» Task description
Quote all of the data that follows exactly as written, skipping the images.
--- start ---
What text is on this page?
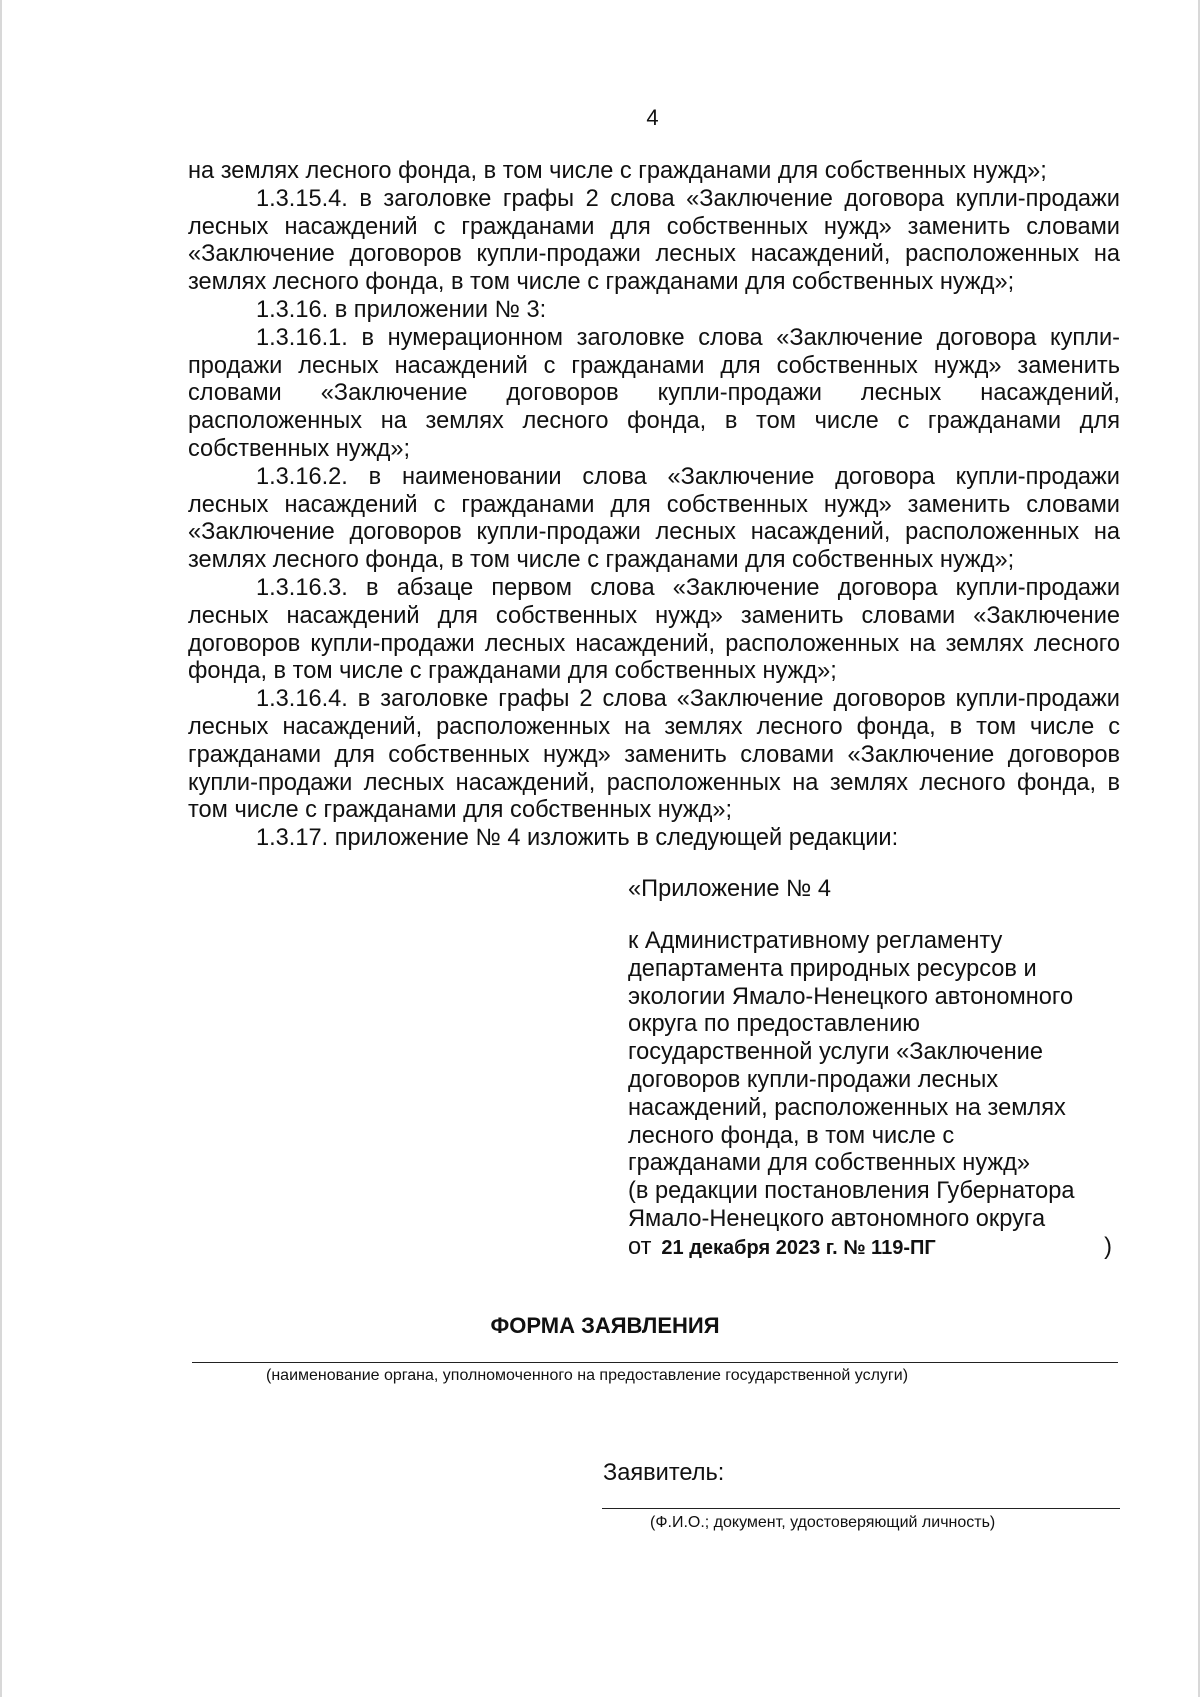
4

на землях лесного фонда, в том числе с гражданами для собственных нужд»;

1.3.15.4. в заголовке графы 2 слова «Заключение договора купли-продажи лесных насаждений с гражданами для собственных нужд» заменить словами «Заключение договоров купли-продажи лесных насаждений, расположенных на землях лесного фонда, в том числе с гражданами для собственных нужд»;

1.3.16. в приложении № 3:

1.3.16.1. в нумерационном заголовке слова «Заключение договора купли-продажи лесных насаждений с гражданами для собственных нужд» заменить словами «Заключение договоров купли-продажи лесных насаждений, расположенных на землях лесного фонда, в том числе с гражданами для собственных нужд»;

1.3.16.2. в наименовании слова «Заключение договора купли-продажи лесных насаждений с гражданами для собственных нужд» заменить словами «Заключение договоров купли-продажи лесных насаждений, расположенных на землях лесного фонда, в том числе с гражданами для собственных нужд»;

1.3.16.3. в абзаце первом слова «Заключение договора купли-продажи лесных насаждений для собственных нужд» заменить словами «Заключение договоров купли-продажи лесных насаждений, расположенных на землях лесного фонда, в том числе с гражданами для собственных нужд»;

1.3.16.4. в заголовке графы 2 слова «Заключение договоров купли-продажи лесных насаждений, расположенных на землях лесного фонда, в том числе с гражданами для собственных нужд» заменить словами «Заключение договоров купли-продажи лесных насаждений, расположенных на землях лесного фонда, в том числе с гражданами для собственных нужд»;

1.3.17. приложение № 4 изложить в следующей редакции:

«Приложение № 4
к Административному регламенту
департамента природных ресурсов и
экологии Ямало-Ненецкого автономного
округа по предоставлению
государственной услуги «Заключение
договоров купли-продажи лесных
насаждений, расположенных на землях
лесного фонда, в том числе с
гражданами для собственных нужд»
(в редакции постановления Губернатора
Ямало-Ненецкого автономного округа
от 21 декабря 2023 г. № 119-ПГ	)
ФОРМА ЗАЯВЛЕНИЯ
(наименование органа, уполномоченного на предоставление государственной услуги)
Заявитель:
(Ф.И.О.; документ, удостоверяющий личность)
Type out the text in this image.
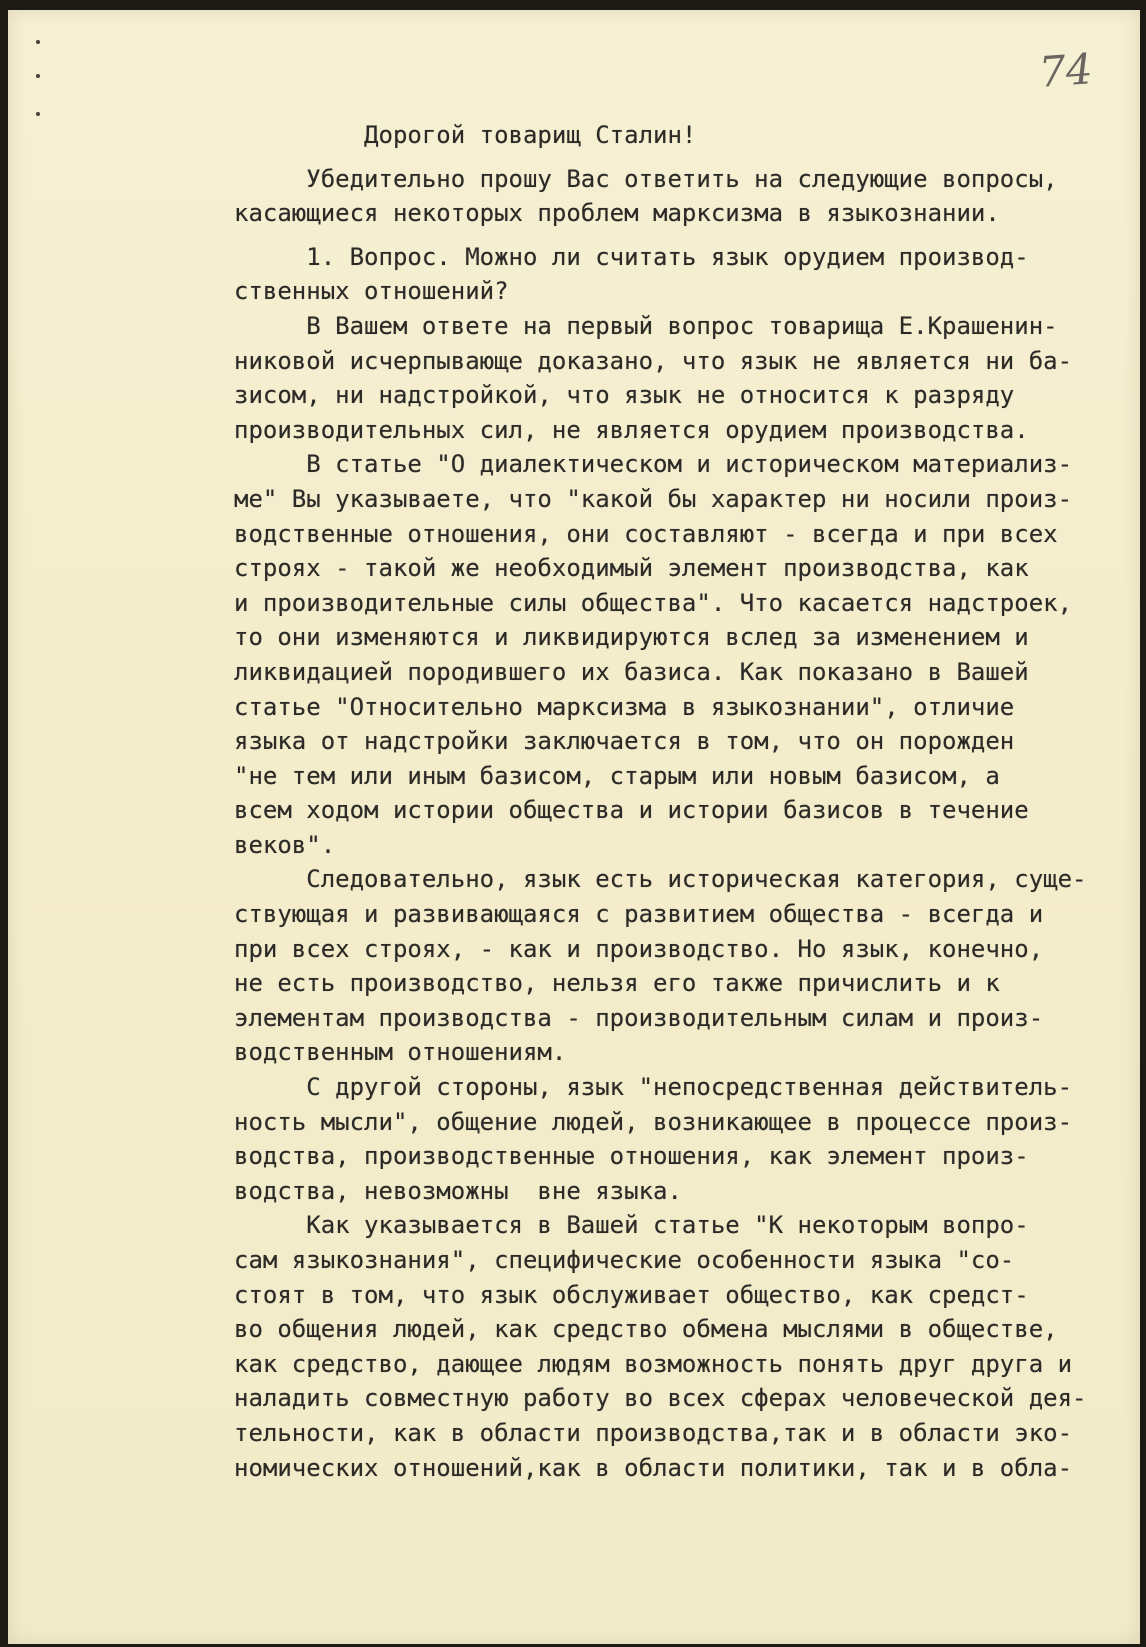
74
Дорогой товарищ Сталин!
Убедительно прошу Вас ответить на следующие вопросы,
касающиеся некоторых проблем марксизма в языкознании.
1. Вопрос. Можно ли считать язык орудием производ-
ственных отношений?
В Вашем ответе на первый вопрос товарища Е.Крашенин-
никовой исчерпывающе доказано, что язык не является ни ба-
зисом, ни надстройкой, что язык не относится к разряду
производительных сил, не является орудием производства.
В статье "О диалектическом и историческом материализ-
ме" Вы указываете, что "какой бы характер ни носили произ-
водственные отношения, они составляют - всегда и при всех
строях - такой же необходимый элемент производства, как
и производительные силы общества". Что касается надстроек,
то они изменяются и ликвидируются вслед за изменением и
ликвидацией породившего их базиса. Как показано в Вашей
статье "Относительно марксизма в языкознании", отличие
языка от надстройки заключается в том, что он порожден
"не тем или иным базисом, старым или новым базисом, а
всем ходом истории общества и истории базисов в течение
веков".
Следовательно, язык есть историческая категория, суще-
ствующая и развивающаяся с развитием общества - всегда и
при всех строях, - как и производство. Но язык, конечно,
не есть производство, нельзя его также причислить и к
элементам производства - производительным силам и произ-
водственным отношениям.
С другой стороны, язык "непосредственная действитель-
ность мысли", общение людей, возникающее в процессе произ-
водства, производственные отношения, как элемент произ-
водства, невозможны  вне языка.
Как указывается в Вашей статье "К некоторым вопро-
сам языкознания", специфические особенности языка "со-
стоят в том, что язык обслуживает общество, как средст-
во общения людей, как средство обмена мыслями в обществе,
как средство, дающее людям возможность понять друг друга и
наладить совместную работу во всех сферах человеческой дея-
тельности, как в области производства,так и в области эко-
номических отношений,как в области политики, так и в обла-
--- end ---
» Exercise output
What text is on this page?
4

на землях лесного фонда, в том числе с гражданами для собственных нужд»;

1.3.15.4. в заголовке графы 2 слова «Заключение договора купли-продажи лесных насаждений с гражданами для собственных нужд» заменить словами «Заключение договоров купли-продажи лесных насаждений, расположенных на землях лесного фонда, в том числе с гражданами для собственных нужд»;

1.3.16. в приложении № 3:

1.3.16.1. в нумерационном заголовке слова «Заключение договора купли-продажи лесных насаждений с гражданами для собственных нужд» заменить словами «Заключение договоров купли-продажи лесных насаждений, расположенных на землях лесного фонда, в том числе с гражданами для собственных нужд»;

1.3.16.2. в наименовании слова «Заключение договора купли-продажи лесных насаждений с гражданами для собственных нужд» заменить словами «Заключение договоров купли-продажи лесных насаждений, расположенных на землях лесного фонда, в том числе с гражданами для собственных нужд»;

1.3.16.3. в абзаце первом слова «Заключение договора купли-продажи лесных насаждений для собственных нужд» заменить словами «Заключение договоров купли-продажи лесных насаждений, расположенных на землях лесного фонда, в том числе с гражданами для собственных нужд»;

1.3.16.4. в заголовке графы 2 слова «Заключение договоров купли-продажи лесных насаждений, расположенных на землях лесного фонда, в том числе с гражданами для собственных нужд» заменить словами «Заключение договоров купли-продажи лесных насаждений, расположенных на землях лесного фонда, в том числе с гражданами для собственных нужд»;

1.3.17. приложение № 4 изложить в следующей редакции:

«Приложение № 4
к Административному регламенту
департамента природных ресурсов и
экологии Ямало-Ненецкого автономного
округа по предоставлению
государственной услуги «Заключение
договоров купли-продажи лесных
насаждений, расположенных на землях
лесного фонда, в том числе с
гражданами для собственных нужд»
(в редакции постановления Губернатора
Ямало-Ненецкого автономного округа
от 21 декабря 2023 г. № 119-ПГ	)
ФОРМА ЗАЯВЛЕНИЯ
(наименование органа, уполномоченного на предоставление государственной услуги)
Заявитель:
(Ф.И.О.; документ, удостоверяющий личность)
Type out the text in this image.
74
Дорогой товарищ Сталин!
Убедительно прошу Вас ответить на следующие вопросы,
касающиеся некоторых проблем марксизма в языкознании.
1. Вопрос. Можно ли считать язык орудием производ-
ственных отношений?
В Вашем ответе на первый вопрос товарища Е.Крашенин-
никовой исчерпывающе доказано, что язык не является ни ба-
зисом, ни надстройкой, что язык не относится к разряду
производительных сил, не является орудием производства.
В статье "О диалектическом и историческом материализ-
ме" Вы указываете, что "какой бы характер ни носили произ-
водственные отношения, они составляют - всегда и при всех
строях - такой же необходимый элемент производства, как
и производительные силы общества". Что касается надстроек,
то они изменяются и ликвидируются вслед за изменением и
ликвидацией породившего их базиса. Как показано в Вашей
статье "Относительно марксизма в языкознании", отличие
языка от надстройки заключается в том, что он порожден
"не тем или иным базисом, старым или новым базисом, а
всем ходом истории общества и истории базисов в течение
веков".
Следовательно, язык есть историческая категория, суще-
ствующая и развивающаяся с развитием общества - всегда и
при всех строях, - как и производство. Но язык, конечно,
не есть производство, нельзя его также причислить и к
элементам производства - производительным силам и произ-
водственным отношениям.
С другой стороны, язык "непосредственная действитель-
ность мысли", общение людей, возникающее в процессе произ-
водства, производственные отношения, как элемент произ-
водства, невозможны  вне языка.
Как указывается в Вашей статье "К некоторым вопро-
сам языкознания", специфические особенности языка "со-
стоят в том, что язык обслуживает общество, как средст-
во общения людей, как средство обмена мыслями в обществе,
как средство, дающее людям возможность понять друг друга и
наладить совместную работу во всех сферах человеческой дея-
тельности, как в области производства,так и в области эко-
номических отношений,как в области политики, так и в обла-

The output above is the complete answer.